• [GIVEN TASK]:
Identify the lines that contain the string "Demo", then copy each of them.
*-*-*
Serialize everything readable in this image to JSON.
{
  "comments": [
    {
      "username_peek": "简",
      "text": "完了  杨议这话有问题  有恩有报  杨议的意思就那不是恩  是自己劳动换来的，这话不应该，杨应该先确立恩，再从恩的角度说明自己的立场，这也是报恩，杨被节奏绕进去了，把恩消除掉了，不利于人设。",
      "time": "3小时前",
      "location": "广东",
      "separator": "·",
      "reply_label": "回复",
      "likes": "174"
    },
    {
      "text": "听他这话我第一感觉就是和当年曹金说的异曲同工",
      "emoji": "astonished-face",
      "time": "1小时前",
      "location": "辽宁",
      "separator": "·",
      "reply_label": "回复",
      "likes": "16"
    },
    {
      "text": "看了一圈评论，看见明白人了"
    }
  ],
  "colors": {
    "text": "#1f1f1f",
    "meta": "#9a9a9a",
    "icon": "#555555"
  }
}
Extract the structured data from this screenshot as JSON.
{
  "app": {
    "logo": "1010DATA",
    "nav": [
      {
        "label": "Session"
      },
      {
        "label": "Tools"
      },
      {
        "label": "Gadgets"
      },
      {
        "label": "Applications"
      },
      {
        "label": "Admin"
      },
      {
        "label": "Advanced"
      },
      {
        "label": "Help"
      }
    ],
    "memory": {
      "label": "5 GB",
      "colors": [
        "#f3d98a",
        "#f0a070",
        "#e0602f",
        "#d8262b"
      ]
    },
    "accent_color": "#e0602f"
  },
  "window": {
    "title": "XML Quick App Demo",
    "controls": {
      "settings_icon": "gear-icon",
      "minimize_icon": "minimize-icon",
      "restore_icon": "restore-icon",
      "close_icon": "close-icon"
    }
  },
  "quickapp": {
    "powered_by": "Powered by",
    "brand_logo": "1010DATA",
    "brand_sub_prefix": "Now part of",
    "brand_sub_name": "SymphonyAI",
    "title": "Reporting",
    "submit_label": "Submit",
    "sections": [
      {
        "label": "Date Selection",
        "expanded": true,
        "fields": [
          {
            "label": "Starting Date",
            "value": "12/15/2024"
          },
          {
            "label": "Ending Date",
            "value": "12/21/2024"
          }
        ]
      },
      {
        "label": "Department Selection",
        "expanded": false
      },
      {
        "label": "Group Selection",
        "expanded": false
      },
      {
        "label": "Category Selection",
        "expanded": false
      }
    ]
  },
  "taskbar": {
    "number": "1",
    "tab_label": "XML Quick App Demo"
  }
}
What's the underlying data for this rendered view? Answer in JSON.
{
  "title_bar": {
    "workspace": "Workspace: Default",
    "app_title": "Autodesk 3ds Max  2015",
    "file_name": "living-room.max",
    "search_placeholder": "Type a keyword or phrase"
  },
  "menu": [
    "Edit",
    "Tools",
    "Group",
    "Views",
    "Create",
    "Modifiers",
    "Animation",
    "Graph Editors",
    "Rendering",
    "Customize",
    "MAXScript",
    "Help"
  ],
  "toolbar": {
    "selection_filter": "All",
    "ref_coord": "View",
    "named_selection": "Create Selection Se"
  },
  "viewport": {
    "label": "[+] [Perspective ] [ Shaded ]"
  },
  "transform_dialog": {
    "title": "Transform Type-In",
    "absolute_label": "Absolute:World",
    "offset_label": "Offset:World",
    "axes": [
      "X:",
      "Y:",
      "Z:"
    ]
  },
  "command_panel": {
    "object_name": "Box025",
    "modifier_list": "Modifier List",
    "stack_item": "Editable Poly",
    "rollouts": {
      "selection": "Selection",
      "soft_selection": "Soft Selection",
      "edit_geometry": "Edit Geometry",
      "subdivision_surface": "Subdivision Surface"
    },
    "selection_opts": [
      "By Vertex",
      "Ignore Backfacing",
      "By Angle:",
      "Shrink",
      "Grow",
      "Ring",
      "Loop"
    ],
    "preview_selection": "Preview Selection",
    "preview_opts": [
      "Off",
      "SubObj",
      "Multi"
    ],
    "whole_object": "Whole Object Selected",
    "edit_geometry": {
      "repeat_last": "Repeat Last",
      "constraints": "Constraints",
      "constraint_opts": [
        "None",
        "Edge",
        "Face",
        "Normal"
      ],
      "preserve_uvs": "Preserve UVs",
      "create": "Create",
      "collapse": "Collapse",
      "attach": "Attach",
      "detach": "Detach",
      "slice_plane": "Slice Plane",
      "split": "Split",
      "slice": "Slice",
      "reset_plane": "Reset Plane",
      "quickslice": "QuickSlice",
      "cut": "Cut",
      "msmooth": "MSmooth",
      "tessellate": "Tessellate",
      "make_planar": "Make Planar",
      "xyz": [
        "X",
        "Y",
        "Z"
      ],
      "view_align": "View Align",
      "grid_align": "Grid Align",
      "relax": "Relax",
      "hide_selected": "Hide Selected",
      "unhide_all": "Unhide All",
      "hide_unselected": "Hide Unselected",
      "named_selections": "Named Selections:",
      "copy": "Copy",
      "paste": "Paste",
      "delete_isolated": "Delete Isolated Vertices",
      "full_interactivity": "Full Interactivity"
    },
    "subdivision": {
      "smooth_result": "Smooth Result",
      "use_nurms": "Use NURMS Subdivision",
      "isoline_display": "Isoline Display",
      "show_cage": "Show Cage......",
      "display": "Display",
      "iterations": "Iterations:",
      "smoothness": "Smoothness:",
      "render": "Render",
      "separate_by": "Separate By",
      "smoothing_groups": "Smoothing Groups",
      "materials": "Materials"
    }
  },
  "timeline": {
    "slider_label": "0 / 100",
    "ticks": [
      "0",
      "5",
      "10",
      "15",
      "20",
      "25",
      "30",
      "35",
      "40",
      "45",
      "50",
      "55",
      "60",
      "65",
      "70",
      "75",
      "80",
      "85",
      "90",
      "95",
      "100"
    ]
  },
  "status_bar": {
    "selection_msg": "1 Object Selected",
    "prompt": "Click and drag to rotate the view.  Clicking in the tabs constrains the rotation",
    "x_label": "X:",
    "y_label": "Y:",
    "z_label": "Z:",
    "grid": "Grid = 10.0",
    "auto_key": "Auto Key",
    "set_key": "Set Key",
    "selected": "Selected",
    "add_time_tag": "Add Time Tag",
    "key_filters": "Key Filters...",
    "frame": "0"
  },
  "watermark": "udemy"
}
*-*-*
• [REPLY]:
    "title": "XML Quick App Demo",
    "tab_label": "XML Quick App Demo"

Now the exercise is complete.